DATASET ENTRIES:
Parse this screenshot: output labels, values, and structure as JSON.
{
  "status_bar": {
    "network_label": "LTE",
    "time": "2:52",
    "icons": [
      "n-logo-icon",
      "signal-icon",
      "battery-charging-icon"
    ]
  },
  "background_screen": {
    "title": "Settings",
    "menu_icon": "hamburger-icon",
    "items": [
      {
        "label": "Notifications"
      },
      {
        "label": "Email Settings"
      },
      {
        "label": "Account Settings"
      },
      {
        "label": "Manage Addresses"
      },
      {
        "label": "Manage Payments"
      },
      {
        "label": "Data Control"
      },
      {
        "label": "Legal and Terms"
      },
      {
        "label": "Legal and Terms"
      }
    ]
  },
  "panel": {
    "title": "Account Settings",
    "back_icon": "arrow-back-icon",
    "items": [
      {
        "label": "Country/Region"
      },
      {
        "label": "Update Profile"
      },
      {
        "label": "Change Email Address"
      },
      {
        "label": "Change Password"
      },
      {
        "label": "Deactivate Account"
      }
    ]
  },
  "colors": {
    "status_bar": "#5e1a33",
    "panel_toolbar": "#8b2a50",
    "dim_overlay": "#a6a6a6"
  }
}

PROBLEM REQUIREMENTS: All entries shown above should be printed again exactly.

PROBLEM SOLUTION:
Parse this screenshot: output labels, values, and structure as JSON.
{
  "status_bar": {
    "network_label": "LTE",
    "time": "2:52",
    "icons": [
      "n-logo-icon",
      "signal-icon",
      "battery-charging-icon"
    ]
  },
  "background_screen": {
    "title": "Settings",
    "menu_icon": "hamburger-icon",
    "items": [
      {
        "label": "Notifications"
      },
      {
        "label": "Email Settings"
      },
      {
        "label": "Account Settings"
      },
      {
        "label": "Manage Addresses"
      },
      {
        "label": "Manage Payments"
      },
      {
        "label": "Data Control"
      },
      {
        "label": "Legal and Terms"
      },
      {
        "label": "Legal and Terms"
      }
    ]
  },
  "panel": {
    "title": "Account Settings",
    "back_icon": "arrow-back-icon",
    "items": [
      {
        "label": "Country/Region"
      },
      {
        "label": "Update Profile"
      },
      {
        "label": "Change Email Address"
      },
      {
        "label": "Change Password"
      },
      {
        "label": "Deactivate Account"
      }
    ]
  },
  "colors": {
    "status_bar": "#5e1a33",
    "panel_toolbar": "#8b2a50",
    "dim_overlay": "#a6a6a6"
  }
}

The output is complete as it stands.